• THE TASK:
Copy out every record below exactly as written, but leave out any pictures.

[Dataset entries on figures]
------------------------------------------------------------------------

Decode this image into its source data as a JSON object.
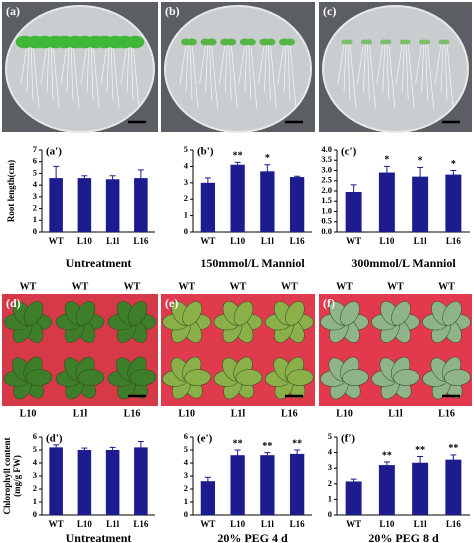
{
  "photos": [
    {
      "label": "(a)"
    },
    {
      "label": "(b)"
    },
    {
      "label": "(c)"
    },
    {
      "label": "(d)",
      "top": [
        "WT",
        "WT",
        "WT"
      ],
      "bottom": [
        "L10",
        "L1l",
        "L16"
      ]
    },
    {
      "label": "(e)",
      "top": [
        "WT",
        "WT",
        "WT"
      ],
      "bottom": [
        "L10",
        "L1l",
        "L16"
      ]
    },
    {
      "label": "(f)",
      "top": [
        "WT",
        "WT",
        "WT"
      ],
      "bottom": [
        "L10",
        "L1l",
        "L16"
      ]
    }
  ],
  "chart_data": [
    {
      "type": "bar",
      "panel": "(a')",
      "title": "Untreatment",
      "ylabel": "Root length(cm)",
      "color": "#1c1c8e",
      "categories": [
        "WT",
        "L10",
        "L1l",
        "L16"
      ],
      "values": [
        4.6,
        4.6,
        4.5,
        4.6
      ],
      "errors": [
        1.0,
        0.2,
        0.3,
        0.7
      ],
      "ylim": [
        0,
        7
      ],
      "yticks": [
        0,
        1,
        2,
        3,
        4,
        5,
        6,
        7
      ]
    },
    {
      "type": "bar",
      "panel": "(b')",
      "title": "150mmol/L Manniol",
      "color": "#1c1c8e",
      "categories": [
        "WT",
        "L10",
        "L1l",
        "L16"
      ],
      "values": [
        3.0,
        4.1,
        3.7,
        3.35
      ],
      "errors": [
        0.3,
        0.15,
        0.4,
        0.05
      ],
      "significance": [
        null,
        "**",
        "*",
        null
      ],
      "ylim": [
        0,
        5
      ],
      "yticks": [
        0,
        1,
        2,
        3,
        4,
        5
      ]
    },
    {
      "type": "bar",
      "panel": "(c')",
      "title": "300mmol/L Manniol",
      "color": "#1c1c8e",
      "categories": [
        "WT",
        "L10",
        "L1l",
        "L16"
      ],
      "values": [
        1.95,
        2.9,
        2.7,
        2.8
      ],
      "errors": [
        0.35,
        0.3,
        0.45,
        0.2
      ],
      "significance": [
        null,
        "*",
        "*",
        "*"
      ],
      "ylim": [
        0,
        4
      ],
      "yticks": [
        {
          "value": 0,
          "label": "0.0"
        },
        0.5,
        {
          "value": 1,
          "label": "1.0"
        },
        1.5,
        {
          "value": 2,
          "label": "2.0"
        },
        2.5,
        {
          "value": 3,
          "label": "3.0"
        },
        3.5,
        {
          "value": 4,
          "label": "4.0"
        }
      ]
    },
    {
      "type": "bar",
      "panel": "(d')",
      "title": "Untreatment",
      "ylabel": [
        "Chlorophyll content",
        "(mg/g FW)"
      ],
      "color": "#1c1c8e",
      "categories": [
        "WT",
        "L10",
        "L1l",
        "L16"
      ],
      "values": [
        5.2,
        5.0,
        5.0,
        5.2
      ],
      "errors": [
        0.2,
        0.15,
        0.2,
        0.45
      ],
      "ylim": [
        0,
        6
      ],
      "yticks": [
        0,
        1,
        2,
        3,
        4,
        5,
        6
      ]
    },
    {
      "type": "bar",
      "panel": "(e')",
      "title": "20% PEG 4 d",
      "color": "#1c1c8e",
      "categories": [
        "WT",
        "L10",
        "L1l",
        "L16"
      ],
      "values": [
        2.6,
        4.6,
        4.6,
        4.7
      ],
      "errors": [
        0.3,
        0.4,
        0.2,
        0.3
      ],
      "significance": [
        null,
        "**",
        "**",
        "**"
      ],
      "ylim": [
        0,
        6
      ],
      "yticks": [
        0,
        1,
        2,
        3,
        4,
        5,
        6
      ]
    },
    {
      "type": "bar",
      "panel": "(f')",
      "title": "20% PEG 8 d",
      "color": "#1c1c8e",
      "categories": [
        "WT",
        "L10",
        "L1l",
        "L16"
      ],
      "values": [
        2.15,
        3.2,
        3.35,
        3.55
      ],
      "errors": [
        0.15,
        0.2,
        0.4,
        0.3
      ],
      "significance": [
        null,
        "**",
        "**",
        "**"
      ],
      "ylim": [
        0,
        5
      ],
      "yticks": [
        0,
        1,
        2,
        3,
        4,
        5
      ]
    }
  ]
}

------------------------------------------------------------------------

• FINISHED EXERCISE:
Decode this image into its source data as a JSON object.
{
  "photos": [
    {
      "label": "(a)"
    },
    {
      "label": "(b)"
    },
    {
      "label": "(c)"
    },
    {
      "label": "(d)",
      "top": [
        "WT",
        "WT",
        "WT"
      ],
      "bottom": [
        "L10",
        "L1l",
        "L16"
      ]
    },
    {
      "label": "(e)",
      "top": [
        "WT",
        "WT",
        "WT"
      ],
      "bottom": [
        "L10",
        "L1l",
        "L16"
      ]
    },
    {
      "label": "(f)",
      "top": [
        "WT",
        "WT",
        "WT"
      ],
      "bottom": [
        "L10",
        "L1l",
        "L16"
      ]
    }
  ],
  "chart_data": [
    {
      "type": "bar",
      "panel": "(a')",
      "title": "Untreatment",
      "ylabel": "Root length(cm)",
      "color": "#1c1c8e",
      "categories": [
        "WT",
        "L10",
        "L1l",
        "L16"
      ],
      "values": [
        4.6,
        4.6,
        4.5,
        4.6
      ],
      "errors": [
        1.0,
        0.2,
        0.3,
        0.7
      ],
      "ylim": [
        0,
        7
      ],
      "yticks": [
        0,
        1,
        2,
        3,
        4,
        5,
        6,
        7
      ]
    },
    {
      "type": "bar",
      "panel": "(b')",
      "title": "150mmol/L Manniol",
      "color": "#1c1c8e",
      "categories": [
        "WT",
        "L10",
        "L1l",
        "L16"
      ],
      "values": [
        3.0,
        4.1,
        3.7,
        3.35
      ],
      "errors": [
        0.3,
        0.15,
        0.4,
        0.05
      ],
      "significance": [
        null,
        "**",
        "*",
        null
      ],
      "ylim": [
        0,
        5
      ],
      "yticks": [
        0,
        1,
        2,
        3,
        4,
        5
      ]
    },
    {
      "type": "bar",
      "panel": "(c')",
      "title": "300mmol/L Manniol",
      "color": "#1c1c8e",
      "categories": [
        "WT",
        "L10",
        "L1l",
        "L16"
      ],
      "values": [
        1.95,
        2.9,
        2.7,
        2.8
      ],
      "errors": [
        0.35,
        0.3,
        0.45,
        0.2
      ],
      "significance": [
        null,
        "*",
        "*",
        "*"
      ],
      "ylim": [
        0,
        4
      ],
      "yticks": [
        {
          "value": 0,
          "label": "0.0"
        },
        0.5,
        {
          "value": 1,
          "label": "1.0"
        },
        1.5,
        {
          "value": 2,
          "label": "2.0"
        },
        2.5,
        {
          "value": 3,
          "label": "3.0"
        },
        3.5,
        {
          "value": 4,
          "label": "4.0"
        }
      ]
    },
    {
      "type": "bar",
      "panel": "(d')",
      "title": "Untreatment",
      "ylabel": [
        "Chlorophyll content",
        "(mg/g FW)"
      ],
      "color": "#1c1c8e",
      "categories": [
        "WT",
        "L10",
        "L1l",
        "L16"
      ],
      "values": [
        5.2,
        5.0,
        5.0,
        5.2
      ],
      "errors": [
        0.2,
        0.15,
        0.2,
        0.45
      ],
      "ylim": [
        0,
        6
      ],
      "yticks": [
        0,
        1,
        2,
        3,
        4,
        5,
        6
      ]
    },
    {
      "type": "bar",
      "panel": "(e')",
      "title": "20% PEG 4 d",
      "color": "#1c1c8e",
      "categories": [
        "WT",
        "L10",
        "L1l",
        "L16"
      ],
      "values": [
        2.6,
        4.6,
        4.6,
        4.7
      ],
      "errors": [
        0.3,
        0.4,
        0.2,
        0.3
      ],
      "significance": [
        null,
        "**",
        "**",
        "**"
      ],
      "ylim": [
        0,
        6
      ],
      "yticks": [
        0,
        1,
        2,
        3,
        4,
        5,
        6
      ]
    },
    {
      "type": "bar",
      "panel": "(f')",
      "title": "20% PEG 8 d",
      "color": "#1c1c8e",
      "categories": [
        "WT",
        "L10",
        "L1l",
        "L16"
      ],
      "values": [
        2.15,
        3.2,
        3.35,
        3.55
      ],
      "errors": [
        0.15,
        0.2,
        0.4,
        0.3
      ],
      "significance": [
        null,
        "**",
        "**",
        "**"
      ],
      "ylim": [
        0,
        5
      ],
      "yticks": [
        0,
        1,
        2,
        3,
        4,
        5
      ]
    }
  ]
}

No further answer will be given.